→ What you will do
Repeat the whole listing below, word for word.

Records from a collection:

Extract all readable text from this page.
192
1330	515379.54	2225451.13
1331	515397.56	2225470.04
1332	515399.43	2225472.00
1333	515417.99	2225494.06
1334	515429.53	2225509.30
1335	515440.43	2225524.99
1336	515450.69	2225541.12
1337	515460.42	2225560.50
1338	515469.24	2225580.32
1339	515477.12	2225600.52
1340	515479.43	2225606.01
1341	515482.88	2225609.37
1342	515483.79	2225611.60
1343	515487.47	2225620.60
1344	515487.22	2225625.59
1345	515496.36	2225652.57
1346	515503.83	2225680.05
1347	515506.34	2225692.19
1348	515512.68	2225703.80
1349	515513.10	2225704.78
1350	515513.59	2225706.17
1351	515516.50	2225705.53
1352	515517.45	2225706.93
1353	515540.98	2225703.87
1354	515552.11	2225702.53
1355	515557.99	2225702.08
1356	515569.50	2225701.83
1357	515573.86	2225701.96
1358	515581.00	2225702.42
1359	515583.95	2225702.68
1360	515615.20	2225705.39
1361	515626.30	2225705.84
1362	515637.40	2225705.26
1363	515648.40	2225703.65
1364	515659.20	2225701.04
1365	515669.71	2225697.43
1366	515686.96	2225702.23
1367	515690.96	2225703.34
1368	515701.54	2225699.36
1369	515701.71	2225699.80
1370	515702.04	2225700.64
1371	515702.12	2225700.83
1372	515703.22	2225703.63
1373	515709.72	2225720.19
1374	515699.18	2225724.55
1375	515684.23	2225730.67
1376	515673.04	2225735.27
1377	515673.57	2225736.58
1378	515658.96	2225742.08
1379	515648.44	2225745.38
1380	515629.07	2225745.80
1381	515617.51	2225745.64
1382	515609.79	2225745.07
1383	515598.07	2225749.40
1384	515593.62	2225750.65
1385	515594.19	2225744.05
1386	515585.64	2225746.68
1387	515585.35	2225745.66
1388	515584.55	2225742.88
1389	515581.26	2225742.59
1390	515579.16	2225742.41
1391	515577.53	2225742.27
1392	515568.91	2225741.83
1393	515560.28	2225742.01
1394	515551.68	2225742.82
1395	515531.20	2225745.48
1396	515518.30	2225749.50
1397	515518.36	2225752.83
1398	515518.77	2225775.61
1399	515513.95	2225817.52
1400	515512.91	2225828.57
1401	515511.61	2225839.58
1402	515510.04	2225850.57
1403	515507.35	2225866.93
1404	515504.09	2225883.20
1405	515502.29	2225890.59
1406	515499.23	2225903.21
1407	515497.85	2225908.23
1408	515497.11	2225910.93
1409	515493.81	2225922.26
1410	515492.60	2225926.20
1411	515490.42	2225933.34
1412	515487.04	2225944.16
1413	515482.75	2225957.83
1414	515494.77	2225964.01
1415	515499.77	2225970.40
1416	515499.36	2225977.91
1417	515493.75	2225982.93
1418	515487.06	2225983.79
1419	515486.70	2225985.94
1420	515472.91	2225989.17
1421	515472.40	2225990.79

→ Solved problem
Extract all readable text from this page.
192
1330	515379.54	2225451.13
1331	515397.56	2225470.04
1332	515399.43	2225472.00
1333	515417.99	2225494.06
1334	515429.53	2225509.30
1335	515440.43	2225524.99
1336	515450.69	2225541.12
1337	515460.42	2225560.50
1338	515469.24	2225580.32
1339	515477.12	2225600.52
1340	515479.43	2225606.01
1341	515482.88	2225609.37
1342	515483.79	2225611.60
1343	515487.47	2225620.60
1344	515487.22	2225625.59
1345	515496.36	2225652.57
1346	515503.83	2225680.05
1347	515506.34	2225692.19
1348	515512.68	2225703.80
1349	515513.10	2225704.78
1350	515513.59	2225706.17
1351	515516.50	2225705.53
1352	515517.45	2225706.93
1353	515540.98	2225703.87
1354	515552.11	2225702.53
1355	515557.99	2225702.08
1356	515569.50	2225701.83
1357	515573.86	2225701.96
1358	515581.00	2225702.42
1359	515583.95	2225702.68
1360	515615.20	2225705.39
1361	515626.30	2225705.84
1362	515637.40	2225705.26
1363	515648.40	2225703.65
1364	515659.20	2225701.04
1365	515669.71	2225697.43
1366	515686.96	2225702.23
1367	515690.96	2225703.34
1368	515701.54	2225699.36
1369	515701.71	2225699.80
1370	515702.04	2225700.64
1371	515702.12	2225700.83
1372	515703.22	2225703.63
1373	515709.72	2225720.19
1374	515699.18	2225724.55
1375	515684.23	2225730.67
1376	515673.04	2225735.27
1377	515673.57	2225736.58
1378	515658.96	2225742.08
1379	515648.44	2225745.38
1380	515629.07	2225745.80
1381	515617.51	2225745.64
1382	515609.79	2225745.07
1383	515598.07	2225749.40
1384	515593.62	2225750.65
1385	515594.19	2225744.05
1386	515585.64	2225746.68
1387	515585.35	2225745.66
1388	515584.55	2225742.88
1389	515581.26	2225742.59
1390	515579.16	2225742.41
1391	515577.53	2225742.27
1392	515568.91	2225741.83
1393	515560.28	2225742.01
1394	515551.68	2225742.82
1395	515531.20	2225745.48
1396	515518.30	2225749.50
1397	515518.36	2225752.83
1398	515518.77	2225775.61
1399	515513.95	2225817.52
1400	515512.91	2225828.57
1401	515511.61	2225839.58
1402	515510.04	2225850.57
1403	515507.35	2225866.93
1404	515504.09	2225883.20
1405	515502.29	2225890.59
1406	515499.23	2225903.21
1407	515497.85	2225908.23
1408	515497.11	2225910.93
1409	515493.81	2225922.26
1410	515492.60	2225926.20
1411	515490.42	2225933.34
1412	515487.04	2225944.16
1413	515482.75	2225957.83
1414	515494.77	2225964.01
1415	515499.77	2225970.40
1416	515499.36	2225977.91
1417	515493.75	2225982.93
1418	515487.06	2225983.79
1419	515486.70	2225985.94
1420	515472.91	2225989.17
1421	515472.40	2225990.79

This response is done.